» **TASK TO COMPLETE**:
Repeat the material verbatim. Images are excluded from the copy.

(Dataset rows about figures)
======

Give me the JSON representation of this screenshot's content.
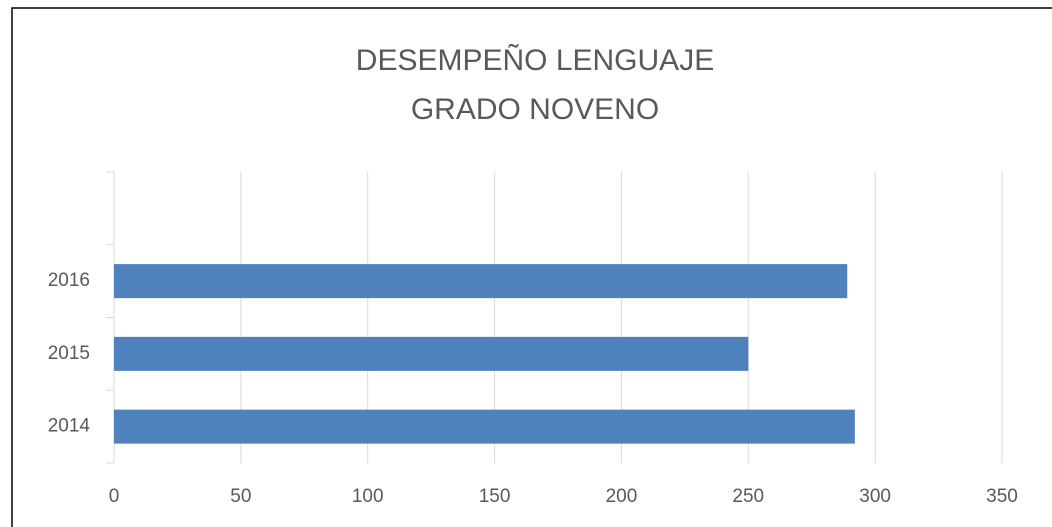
{
  "chart_data": {
    "type": "barh",
    "title": [
      "DESEMPEÑO LENGUAJE",
      "GRADO NOVENO"
    ],
    "categories": [
      "2014",
      "2015",
      "2016",
      null
    ],
    "values": [
      292,
      250,
      289,
      null
    ],
    "color": "#4f81bd",
    "xlim": [
      0,
      350
    ],
    "xticks": [
      0,
      50,
      100,
      150,
      200,
      250,
      300,
      350
    ],
    "grid": true
  }
}
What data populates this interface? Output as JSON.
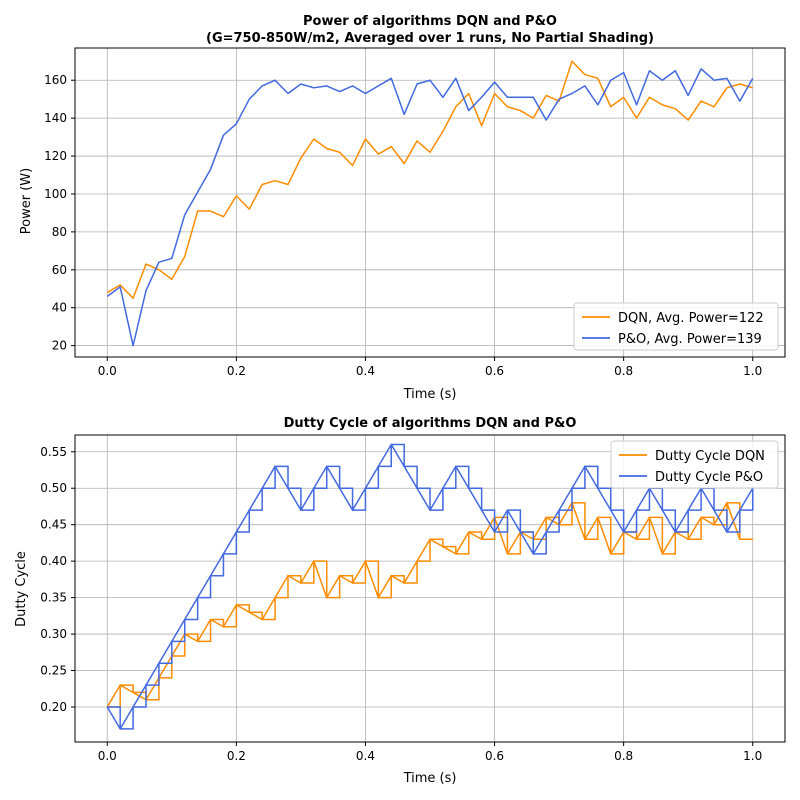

======

» **PROBLEM SOLUTION**:
Give me the JSON representation of this screenshot's content.
{
  "chart_data": {
    "type": "barh",
    "title": [
      "DESEMPEÑO LENGUAJE",
      "GRADO NOVENO"
    ],
    "categories": [
      "2014",
      "2015",
      "2016",
      null
    ],
    "values": [
      292,
      250,
      289,
      null
    ],
    "color": "#4f81bd",
    "xlim": [
      0,
      350
    ],
    "xticks": [
      0,
      50,
      100,
      150,
      200,
      250,
      300,
      350
    ],
    "grid": true
  }
}
What data populates this interface? Output as JSON.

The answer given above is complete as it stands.